● Requirement
Count the lines below holding "micrograph" and answer with that number only.

● Records to use
+-------+

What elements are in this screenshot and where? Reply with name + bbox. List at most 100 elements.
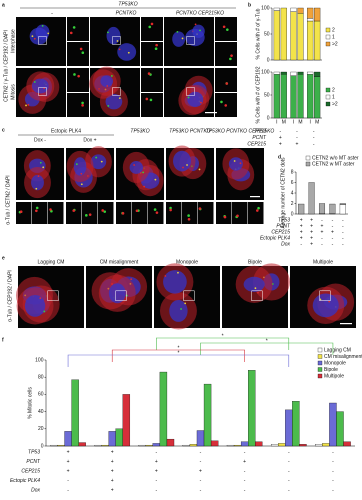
micrograph — [67, 42, 89, 66]
genotype-sign: + — [310, 241, 313, 247]
centrosome-dot — [142, 171, 145, 174]
centrosome-dot — [256, 209, 259, 212]
y-tick-label: 100 — [35, 357, 44, 363]
centrosome-dot — [47, 32, 50, 35]
centrosome-dot — [25, 104, 27, 107]
y-axis-label: % Cells with # of CEP192 — [255, 66, 261, 123]
genotype-sign: - — [288, 468, 290, 474]
bar — [248, 370, 256, 447]
centrosome-dot — [224, 104, 228, 107]
genotype-sign: + — [279, 141, 282, 147]
legend-label: Multipole — [324, 373, 344, 379]
genotype-sign: + — [310, 223, 313, 229]
y-tick-label: 0 — [41, 443, 44, 449]
centrosome-dot — [81, 101, 84, 105]
significance-bracket — [67, 354, 290, 367]
centrosome-dot — [181, 37, 184, 40]
centrosome-dot — [169, 206, 172, 210]
centrosome-dot — [328, 300, 331, 303]
bar-segment — [307, 20, 314, 61]
genotype-sign: + — [199, 468, 202, 474]
genotype-sign: - — [332, 235, 334, 241]
bar-segment — [307, 18, 314, 22]
bar-segment — [280, 74, 287, 119]
centrosome-dot — [164, 275, 167, 277]
genotype-sign: - — [332, 241, 334, 247]
centrosome-dot — [101, 209, 105, 212]
bar-segment — [339, 204, 346, 215]
roi-box — [183, 290, 195, 301]
genotype-sign: + — [111, 449, 114, 455]
legend-label: Bipole — [324, 367, 338, 373]
genotype-sign: - — [288, 459, 290, 465]
genotype-sign: + — [67, 459, 70, 465]
nucleus — [24, 294, 46, 317]
bar-segment — [314, 71, 321, 77]
genotype-row-label: PCNT — [276, 223, 291, 229]
micrograph — [232, 202, 248, 224]
micrograph — [67, 17, 89, 41]
centrosome-dot — [107, 31, 109, 34]
roi-box — [47, 290, 59, 301]
genotype-sign: - — [244, 449, 246, 455]
y-tick-label: 100 — [261, 5, 270, 11]
genotype-sign: + — [111, 459, 114, 465]
nucleus — [90, 154, 107, 170]
y-tick-label: 40 — [38, 409, 44, 415]
centrosome-dot — [39, 297, 42, 300]
y-tick-label: 0 — [267, 57, 270, 63]
legend-label: Lagging CM — [324, 347, 351, 353]
nucleus — [172, 31, 186, 47]
nucleus — [108, 283, 126, 304]
genotype-row-label: CEP215 — [21, 468, 40, 474]
nucleus — [228, 157, 243, 171]
centrosome-dot — [33, 37, 36, 40]
x-tick-label: I — [276, 119, 277, 125]
legend-swatch — [325, 34, 331, 40]
nucleus — [192, 24, 205, 38]
genotype-sign: - — [332, 459, 334, 465]
centrosome-dot — [145, 97, 149, 101]
roi-box — [112, 36, 121, 45]
legend-swatch — [317, 354, 323, 359]
bar — [285, 409, 293, 447]
centrosome-dot — [169, 208, 172, 212]
column-label: TP53KO PCNTKO CEP215KO — [206, 128, 275, 134]
micrograph — [32, 202, 48, 224]
centrosome-dot — [35, 187, 38, 190]
bar — [50, 444, 58, 447]
row-label: Interphase — [10, 29, 16, 53]
centrosome-dot — [41, 24, 44, 27]
y-tick-label: 50 — [264, 92, 270, 98]
bar-segment — [314, 20, 321, 61]
nucleus — [163, 270, 187, 294]
nucleus — [31, 174, 44, 191]
genotype-sign: - — [332, 487, 334, 493]
y-axis-label: % Mitotic cells — [27, 387, 33, 419]
y-axis-label: Average number of CETN2 dots — [280, 157, 286, 229]
legend-label: >2 — [332, 101, 338, 107]
centrosome-dot — [79, 47, 83, 51]
x-tick-label: M — [298, 119, 302, 125]
x-tick-label: M — [315, 119, 319, 125]
genotype-sign: - — [332, 468, 334, 474]
genotype-sign: + — [300, 217, 303, 223]
bar-segment — [273, 74, 280, 119]
micrograph — [16, 202, 32, 224]
bar-segment — [308, 182, 315, 215]
genotype-sign: - — [156, 487, 158, 493]
nucleus — [100, 75, 114, 88]
roi-box — [38, 36, 47, 45]
bar — [240, 441, 249, 447]
centrosome-dot — [236, 214, 239, 218]
column-label: Monopole — [176, 259, 198, 265]
micrograph — [141, 68, 163, 92]
genotype-sign: + — [155, 468, 158, 474]
genotype-sign: - — [332, 478, 334, 484]
centrosome-dot — [27, 103, 30, 106]
bar — [210, 440, 219, 447]
legend-swatch — [325, 87, 331, 93]
legend-swatch — [325, 94, 331, 100]
centrosome-dot — [187, 214, 190, 217]
bar — [101, 444, 109, 447]
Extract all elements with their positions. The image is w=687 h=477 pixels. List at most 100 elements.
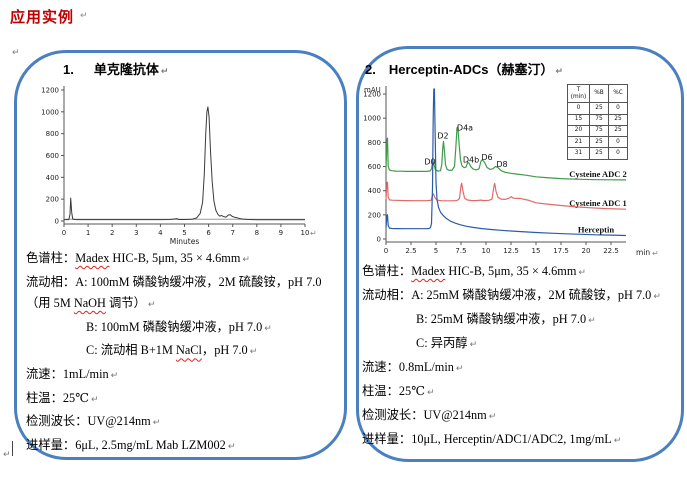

+-------+

● The answer
6